START Information supplied
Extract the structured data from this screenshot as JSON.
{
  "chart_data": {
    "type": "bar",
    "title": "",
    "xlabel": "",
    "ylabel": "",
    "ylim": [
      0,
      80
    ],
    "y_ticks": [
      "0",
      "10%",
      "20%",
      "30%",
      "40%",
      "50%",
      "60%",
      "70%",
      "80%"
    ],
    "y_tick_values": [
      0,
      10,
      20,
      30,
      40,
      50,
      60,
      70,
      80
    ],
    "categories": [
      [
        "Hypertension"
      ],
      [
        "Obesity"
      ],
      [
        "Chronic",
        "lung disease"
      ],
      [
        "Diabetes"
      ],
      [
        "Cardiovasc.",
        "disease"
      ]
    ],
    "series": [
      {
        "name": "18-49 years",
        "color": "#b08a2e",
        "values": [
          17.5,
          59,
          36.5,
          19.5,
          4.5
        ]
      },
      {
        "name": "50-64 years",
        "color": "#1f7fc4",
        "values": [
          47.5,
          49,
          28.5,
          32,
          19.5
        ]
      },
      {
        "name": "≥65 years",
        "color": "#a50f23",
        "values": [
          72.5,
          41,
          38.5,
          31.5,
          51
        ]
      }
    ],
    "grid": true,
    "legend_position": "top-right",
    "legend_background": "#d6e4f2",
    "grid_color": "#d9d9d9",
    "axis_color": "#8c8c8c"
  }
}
END Information supplied
### Exercise details:
Give back all the records exactly as they stand.

### Solution to the problem:
Extract the structured data from this screenshot as JSON.
{
  "chart_data": {
    "type": "bar",
    "title": "",
    "xlabel": "",
    "ylabel": "",
    "ylim": [
      0,
      80
    ],
    "y_ticks": [
      "0",
      "10%",
      "20%",
      "30%",
      "40%",
      "50%",
      "60%",
      "70%",
      "80%"
    ],
    "y_tick_values": [
      0,
      10,
      20,
      30,
      40,
      50,
      60,
      70,
      80
    ],
    "categories": [
      [
        "Hypertension"
      ],
      [
        "Obesity"
      ],
      [
        "Chronic",
        "lung disease"
      ],
      [
        "Diabetes"
      ],
      [
        "Cardiovasc.",
        "disease"
      ]
    ],
    "series": [
      {
        "name": "18-49 years",
        "color": "#b08a2e",
        "values": [
          17.5,
          59,
          36.5,
          19.5,
          4.5
        ]
      },
      {
        "name": "50-64 years",
        "color": "#1f7fc4",
        "values": [
          47.5,
          49,
          28.5,
          32,
          19.5
        ]
      },
      {
        "name": "≥65 years",
        "color": "#a50f23",
        "values": [
          72.5,
          41,
          38.5,
          31.5,
          51
        ]
      }
    ],
    "grid": true,
    "legend_position": "top-right",
    "legend_background": "#d6e4f2",
    "grid_color": "#d9d9d9",
    "axis_color": "#8c8c8c"
  }
}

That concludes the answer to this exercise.